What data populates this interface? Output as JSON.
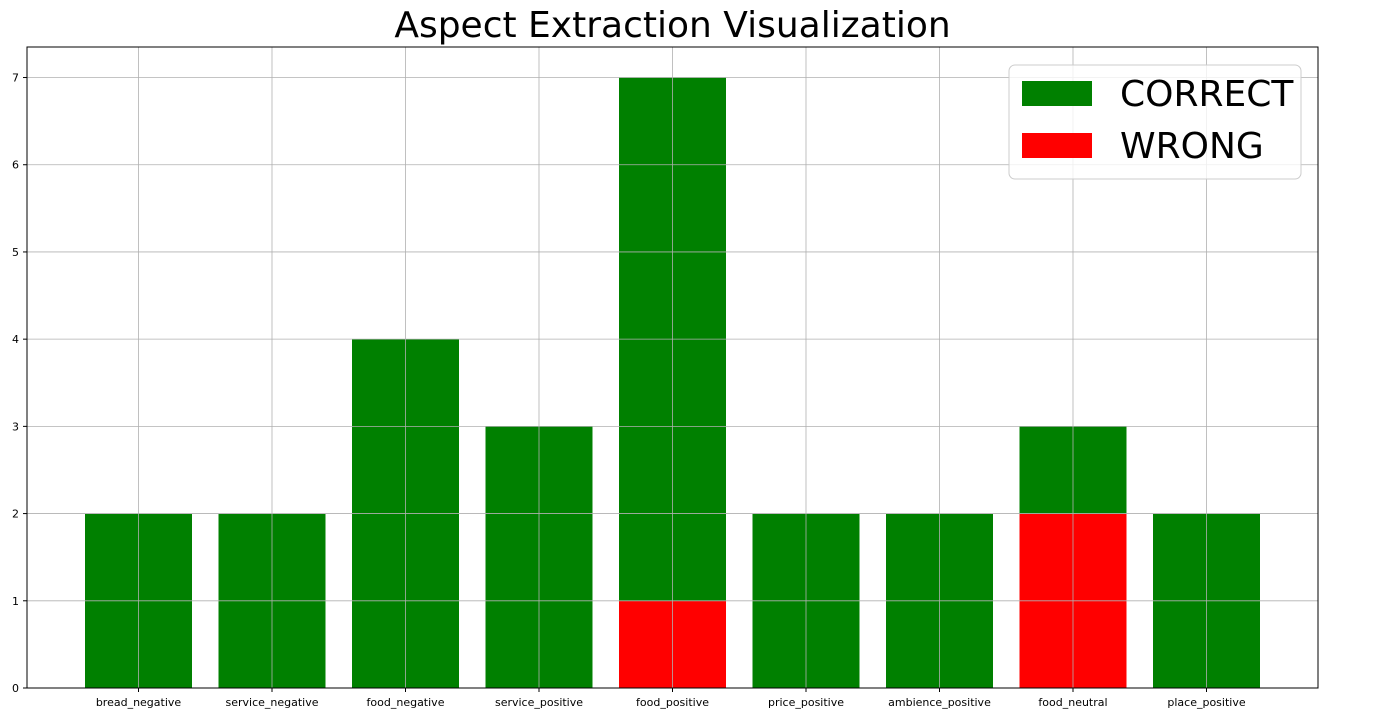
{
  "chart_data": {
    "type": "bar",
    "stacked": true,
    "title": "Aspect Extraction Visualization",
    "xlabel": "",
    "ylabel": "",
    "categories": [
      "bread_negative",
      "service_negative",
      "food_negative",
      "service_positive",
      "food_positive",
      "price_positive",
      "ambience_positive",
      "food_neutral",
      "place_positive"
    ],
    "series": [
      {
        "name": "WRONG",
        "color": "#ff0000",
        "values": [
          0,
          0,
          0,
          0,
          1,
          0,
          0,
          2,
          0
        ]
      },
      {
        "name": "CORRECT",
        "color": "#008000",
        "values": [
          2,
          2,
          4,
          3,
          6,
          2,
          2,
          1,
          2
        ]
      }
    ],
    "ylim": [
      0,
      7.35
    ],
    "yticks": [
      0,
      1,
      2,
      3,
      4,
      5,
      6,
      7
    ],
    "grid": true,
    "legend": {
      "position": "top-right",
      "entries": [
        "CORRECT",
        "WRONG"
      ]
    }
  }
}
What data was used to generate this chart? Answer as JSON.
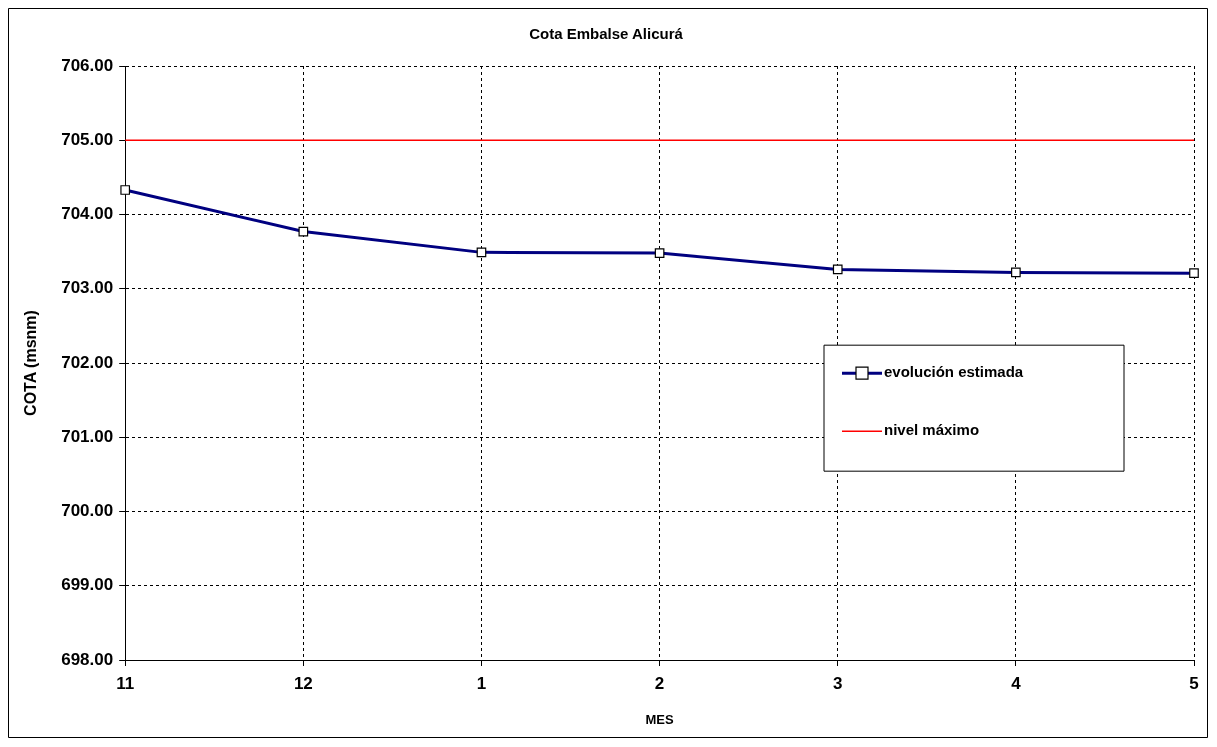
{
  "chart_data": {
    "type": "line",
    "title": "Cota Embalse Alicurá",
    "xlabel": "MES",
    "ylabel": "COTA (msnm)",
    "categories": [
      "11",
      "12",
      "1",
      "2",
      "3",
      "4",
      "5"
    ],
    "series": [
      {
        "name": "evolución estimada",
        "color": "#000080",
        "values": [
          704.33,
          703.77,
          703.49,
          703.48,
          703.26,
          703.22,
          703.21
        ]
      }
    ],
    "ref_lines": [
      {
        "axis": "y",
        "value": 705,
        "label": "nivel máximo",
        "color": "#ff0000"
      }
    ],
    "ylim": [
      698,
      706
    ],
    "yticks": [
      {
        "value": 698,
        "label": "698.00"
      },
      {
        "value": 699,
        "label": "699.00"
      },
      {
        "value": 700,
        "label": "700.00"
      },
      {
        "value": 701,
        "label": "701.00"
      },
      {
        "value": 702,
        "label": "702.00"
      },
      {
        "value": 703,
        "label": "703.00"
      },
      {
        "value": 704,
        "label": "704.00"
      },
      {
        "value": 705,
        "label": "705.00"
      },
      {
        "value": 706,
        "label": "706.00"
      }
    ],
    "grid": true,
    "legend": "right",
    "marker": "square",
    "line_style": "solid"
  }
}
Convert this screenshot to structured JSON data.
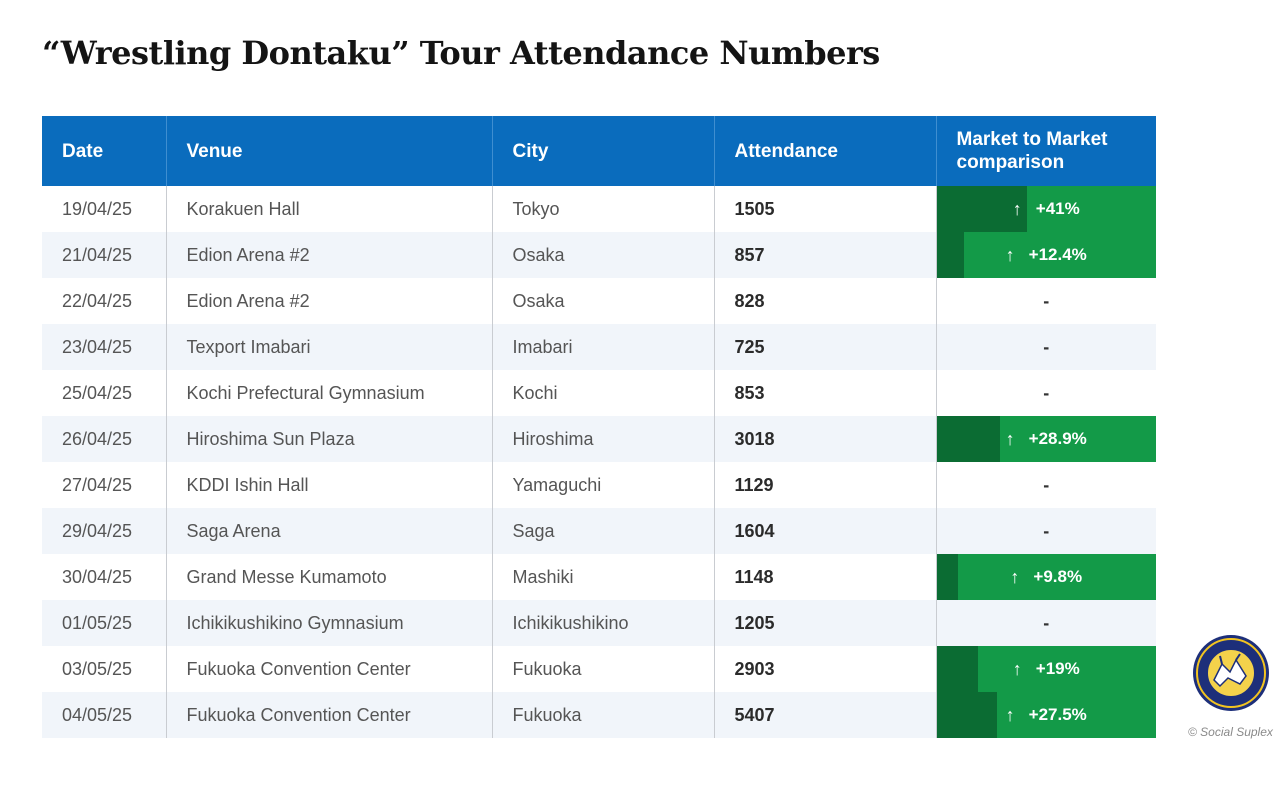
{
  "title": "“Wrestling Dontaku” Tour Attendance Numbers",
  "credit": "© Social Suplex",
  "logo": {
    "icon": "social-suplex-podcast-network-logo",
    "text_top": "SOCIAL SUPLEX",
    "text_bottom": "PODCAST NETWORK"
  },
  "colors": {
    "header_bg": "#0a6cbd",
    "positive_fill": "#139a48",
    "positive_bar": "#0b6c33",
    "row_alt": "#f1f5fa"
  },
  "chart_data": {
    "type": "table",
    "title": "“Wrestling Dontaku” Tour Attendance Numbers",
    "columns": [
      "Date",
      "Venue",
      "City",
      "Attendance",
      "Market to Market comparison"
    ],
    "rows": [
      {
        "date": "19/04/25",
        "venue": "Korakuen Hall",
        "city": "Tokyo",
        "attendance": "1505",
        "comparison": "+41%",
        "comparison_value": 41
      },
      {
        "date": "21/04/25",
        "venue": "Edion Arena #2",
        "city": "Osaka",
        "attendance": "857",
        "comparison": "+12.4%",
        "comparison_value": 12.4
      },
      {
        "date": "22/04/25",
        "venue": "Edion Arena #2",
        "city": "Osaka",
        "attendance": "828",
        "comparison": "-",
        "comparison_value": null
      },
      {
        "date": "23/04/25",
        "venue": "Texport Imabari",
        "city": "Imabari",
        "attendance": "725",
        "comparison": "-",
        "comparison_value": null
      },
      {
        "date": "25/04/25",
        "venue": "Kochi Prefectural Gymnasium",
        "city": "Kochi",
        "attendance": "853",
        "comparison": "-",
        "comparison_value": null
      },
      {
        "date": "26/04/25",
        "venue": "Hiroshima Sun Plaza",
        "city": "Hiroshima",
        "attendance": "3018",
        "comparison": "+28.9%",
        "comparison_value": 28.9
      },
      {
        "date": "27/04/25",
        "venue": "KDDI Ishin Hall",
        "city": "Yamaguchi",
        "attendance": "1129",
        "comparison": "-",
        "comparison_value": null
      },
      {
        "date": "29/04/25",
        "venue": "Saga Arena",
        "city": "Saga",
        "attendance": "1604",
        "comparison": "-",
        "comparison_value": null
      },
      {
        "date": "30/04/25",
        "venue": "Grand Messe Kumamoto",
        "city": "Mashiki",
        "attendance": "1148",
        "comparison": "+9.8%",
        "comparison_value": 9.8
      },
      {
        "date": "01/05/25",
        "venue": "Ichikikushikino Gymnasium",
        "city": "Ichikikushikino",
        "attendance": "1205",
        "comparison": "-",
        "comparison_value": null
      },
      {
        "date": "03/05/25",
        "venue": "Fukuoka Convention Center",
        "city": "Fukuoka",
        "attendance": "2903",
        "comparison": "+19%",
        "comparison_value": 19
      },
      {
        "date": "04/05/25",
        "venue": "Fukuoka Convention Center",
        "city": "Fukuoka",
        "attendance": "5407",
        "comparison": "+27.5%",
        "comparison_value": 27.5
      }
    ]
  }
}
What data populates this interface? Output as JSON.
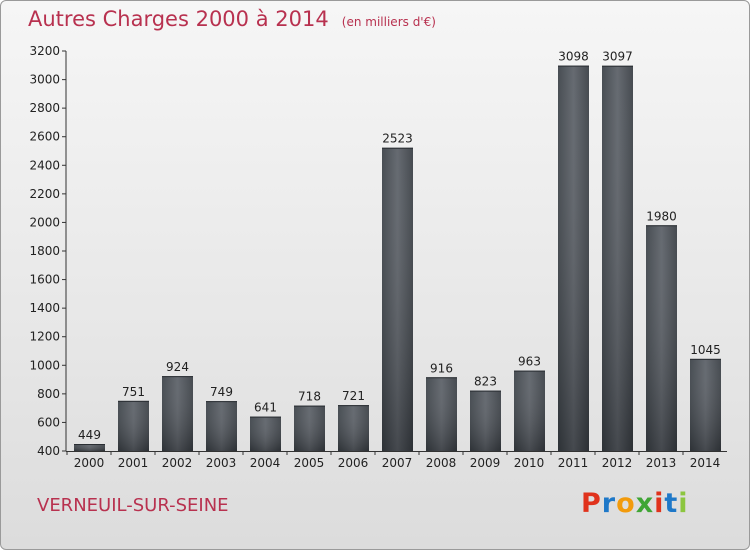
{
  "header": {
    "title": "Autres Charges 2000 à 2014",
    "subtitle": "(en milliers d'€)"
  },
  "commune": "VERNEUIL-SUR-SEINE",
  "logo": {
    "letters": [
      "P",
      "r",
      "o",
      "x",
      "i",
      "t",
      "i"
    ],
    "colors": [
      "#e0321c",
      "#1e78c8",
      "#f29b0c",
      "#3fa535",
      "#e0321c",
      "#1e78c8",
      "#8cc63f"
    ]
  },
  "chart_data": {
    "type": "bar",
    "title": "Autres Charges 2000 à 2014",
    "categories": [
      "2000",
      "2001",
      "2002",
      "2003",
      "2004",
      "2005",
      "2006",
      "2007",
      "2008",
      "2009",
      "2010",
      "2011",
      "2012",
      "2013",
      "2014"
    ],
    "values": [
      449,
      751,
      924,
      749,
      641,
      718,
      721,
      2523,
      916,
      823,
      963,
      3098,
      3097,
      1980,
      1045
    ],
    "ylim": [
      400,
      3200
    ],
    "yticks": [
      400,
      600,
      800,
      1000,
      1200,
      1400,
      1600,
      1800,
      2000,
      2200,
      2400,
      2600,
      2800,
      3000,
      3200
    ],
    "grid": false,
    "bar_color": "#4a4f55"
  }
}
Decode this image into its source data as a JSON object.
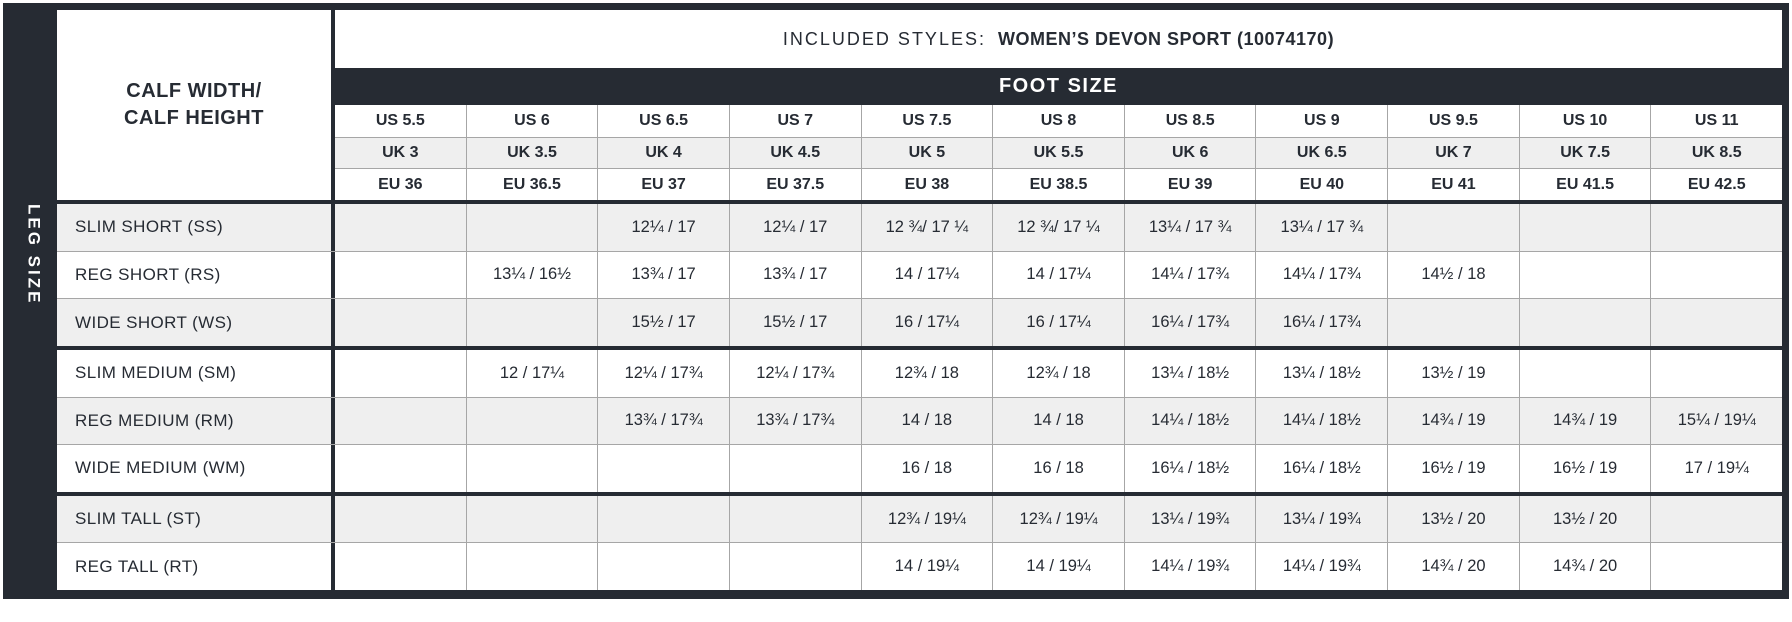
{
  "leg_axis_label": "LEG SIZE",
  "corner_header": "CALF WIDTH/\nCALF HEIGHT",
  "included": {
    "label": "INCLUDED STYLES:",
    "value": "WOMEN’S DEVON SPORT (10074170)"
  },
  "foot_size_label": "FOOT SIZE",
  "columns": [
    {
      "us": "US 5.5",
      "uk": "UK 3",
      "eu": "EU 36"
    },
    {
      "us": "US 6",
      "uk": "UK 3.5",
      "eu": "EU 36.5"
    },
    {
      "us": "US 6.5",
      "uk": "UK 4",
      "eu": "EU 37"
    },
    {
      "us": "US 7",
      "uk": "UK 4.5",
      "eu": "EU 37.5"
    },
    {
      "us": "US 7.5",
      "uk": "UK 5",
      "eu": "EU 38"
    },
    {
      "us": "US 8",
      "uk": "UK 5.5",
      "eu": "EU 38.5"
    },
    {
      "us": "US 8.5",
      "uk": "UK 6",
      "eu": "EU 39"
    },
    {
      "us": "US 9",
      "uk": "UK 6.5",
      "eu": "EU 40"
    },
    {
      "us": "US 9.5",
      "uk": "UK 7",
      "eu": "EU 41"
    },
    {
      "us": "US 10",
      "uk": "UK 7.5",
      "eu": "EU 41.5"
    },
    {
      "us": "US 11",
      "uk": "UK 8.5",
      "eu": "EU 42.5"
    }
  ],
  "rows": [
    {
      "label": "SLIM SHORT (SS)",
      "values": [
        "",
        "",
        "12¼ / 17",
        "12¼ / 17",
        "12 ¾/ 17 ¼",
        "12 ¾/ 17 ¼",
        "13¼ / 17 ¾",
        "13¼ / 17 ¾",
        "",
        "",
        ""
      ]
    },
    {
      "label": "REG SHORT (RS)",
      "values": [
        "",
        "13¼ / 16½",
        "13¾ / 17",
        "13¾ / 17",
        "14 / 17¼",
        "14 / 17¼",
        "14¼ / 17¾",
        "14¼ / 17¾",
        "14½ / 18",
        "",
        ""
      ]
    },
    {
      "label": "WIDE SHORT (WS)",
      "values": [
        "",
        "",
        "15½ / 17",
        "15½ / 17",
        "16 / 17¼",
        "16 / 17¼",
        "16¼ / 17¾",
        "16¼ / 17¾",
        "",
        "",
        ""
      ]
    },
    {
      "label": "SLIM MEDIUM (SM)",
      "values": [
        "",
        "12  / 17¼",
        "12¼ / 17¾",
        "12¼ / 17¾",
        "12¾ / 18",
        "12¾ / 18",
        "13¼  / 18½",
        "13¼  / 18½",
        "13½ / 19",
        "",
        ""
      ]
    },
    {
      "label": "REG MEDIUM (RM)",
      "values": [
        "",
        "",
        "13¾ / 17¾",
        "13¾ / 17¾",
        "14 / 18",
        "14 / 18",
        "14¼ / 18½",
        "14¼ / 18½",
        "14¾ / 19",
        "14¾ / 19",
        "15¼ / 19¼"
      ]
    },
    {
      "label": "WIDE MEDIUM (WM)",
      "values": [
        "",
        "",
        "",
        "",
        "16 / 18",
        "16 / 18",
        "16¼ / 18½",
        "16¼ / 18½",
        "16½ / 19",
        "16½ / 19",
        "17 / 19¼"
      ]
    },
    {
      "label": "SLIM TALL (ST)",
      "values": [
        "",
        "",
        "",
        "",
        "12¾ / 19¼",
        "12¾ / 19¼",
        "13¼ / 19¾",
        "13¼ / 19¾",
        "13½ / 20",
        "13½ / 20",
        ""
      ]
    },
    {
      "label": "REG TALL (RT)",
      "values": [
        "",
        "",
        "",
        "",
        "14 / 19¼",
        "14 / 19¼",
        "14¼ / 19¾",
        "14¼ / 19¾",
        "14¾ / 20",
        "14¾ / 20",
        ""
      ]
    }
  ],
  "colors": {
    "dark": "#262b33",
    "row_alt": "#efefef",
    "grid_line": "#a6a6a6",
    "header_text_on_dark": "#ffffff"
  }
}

# [To be done]
Search the data above for the string "WIDE" and return every line that has it.

# [Output below]
      "label": "WIDE SHORT (WS)",
      "label": "WIDE MEDIUM (WM)",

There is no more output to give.